→ EXERCISE DETAILS
Restate the records below word for word.

--- begin ---

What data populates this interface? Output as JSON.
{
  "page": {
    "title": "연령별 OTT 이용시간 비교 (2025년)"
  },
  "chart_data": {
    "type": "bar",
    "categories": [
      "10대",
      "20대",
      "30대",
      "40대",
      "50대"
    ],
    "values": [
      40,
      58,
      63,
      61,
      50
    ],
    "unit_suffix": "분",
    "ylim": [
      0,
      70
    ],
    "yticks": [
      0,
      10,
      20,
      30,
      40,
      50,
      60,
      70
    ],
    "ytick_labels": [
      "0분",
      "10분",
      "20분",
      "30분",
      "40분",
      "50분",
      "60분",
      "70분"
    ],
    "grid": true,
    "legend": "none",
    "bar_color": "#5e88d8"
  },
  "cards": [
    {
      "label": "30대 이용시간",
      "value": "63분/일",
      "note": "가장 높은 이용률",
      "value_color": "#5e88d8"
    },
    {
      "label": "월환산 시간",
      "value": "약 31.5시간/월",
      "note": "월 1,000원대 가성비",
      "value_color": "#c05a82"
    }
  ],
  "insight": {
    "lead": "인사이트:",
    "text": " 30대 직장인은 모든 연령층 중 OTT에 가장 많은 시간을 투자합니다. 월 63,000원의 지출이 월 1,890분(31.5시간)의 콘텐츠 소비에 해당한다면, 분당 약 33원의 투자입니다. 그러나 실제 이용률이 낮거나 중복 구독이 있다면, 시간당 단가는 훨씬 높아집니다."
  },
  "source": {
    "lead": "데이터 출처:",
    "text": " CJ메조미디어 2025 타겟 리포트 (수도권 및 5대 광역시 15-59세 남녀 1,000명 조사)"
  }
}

--- end ---

→ REPLY TO THE TASK
What data populates this interface? Output as JSON.
{
  "page": {
    "title": "연령별 OTT 이용시간 비교 (2025년)"
  },
  "chart_data": {
    "type": "bar",
    "categories": [
      "10대",
      "20대",
      "30대",
      "40대",
      "50대"
    ],
    "values": [
      40,
      58,
      63,
      61,
      50
    ],
    "unit_suffix": "분",
    "ylim": [
      0,
      70
    ],
    "yticks": [
      0,
      10,
      20,
      30,
      40,
      50,
      60,
      70
    ],
    "ytick_labels": [
      "0분",
      "10분",
      "20분",
      "30분",
      "40분",
      "50분",
      "60분",
      "70분"
    ],
    "grid": true,
    "legend": "none",
    "bar_color": "#5e88d8"
  },
  "cards": [
    {
      "label": "30대 이용시간",
      "value": "63분/일",
      "note": "가장 높은 이용률",
      "value_color": "#5e88d8"
    },
    {
      "label": "월환산 시간",
      "value": "약 31.5시간/월",
      "note": "월 1,000원대 가성비",
      "value_color": "#c05a82"
    }
  ],
  "insight": {
    "lead": "인사이트:",
    "text": " 30대 직장인은 모든 연령층 중 OTT에 가장 많은 시간을 투자합니다. 월 63,000원의 지출이 월 1,890분(31.5시간)의 콘텐츠 소비에 해당한다면, 분당 약 33원의 투자입니다. 그러나 실제 이용률이 낮거나 중복 구독이 있다면, 시간당 단가는 훨씬 높아집니다."
  },
  "source": {
    "lead": "데이터 출처:",
    "text": " CJ메조미디어 2025 타겟 리포트 (수도권 및 5대 광역시 15-59세 남녀 1,000명 조사)"
  }
}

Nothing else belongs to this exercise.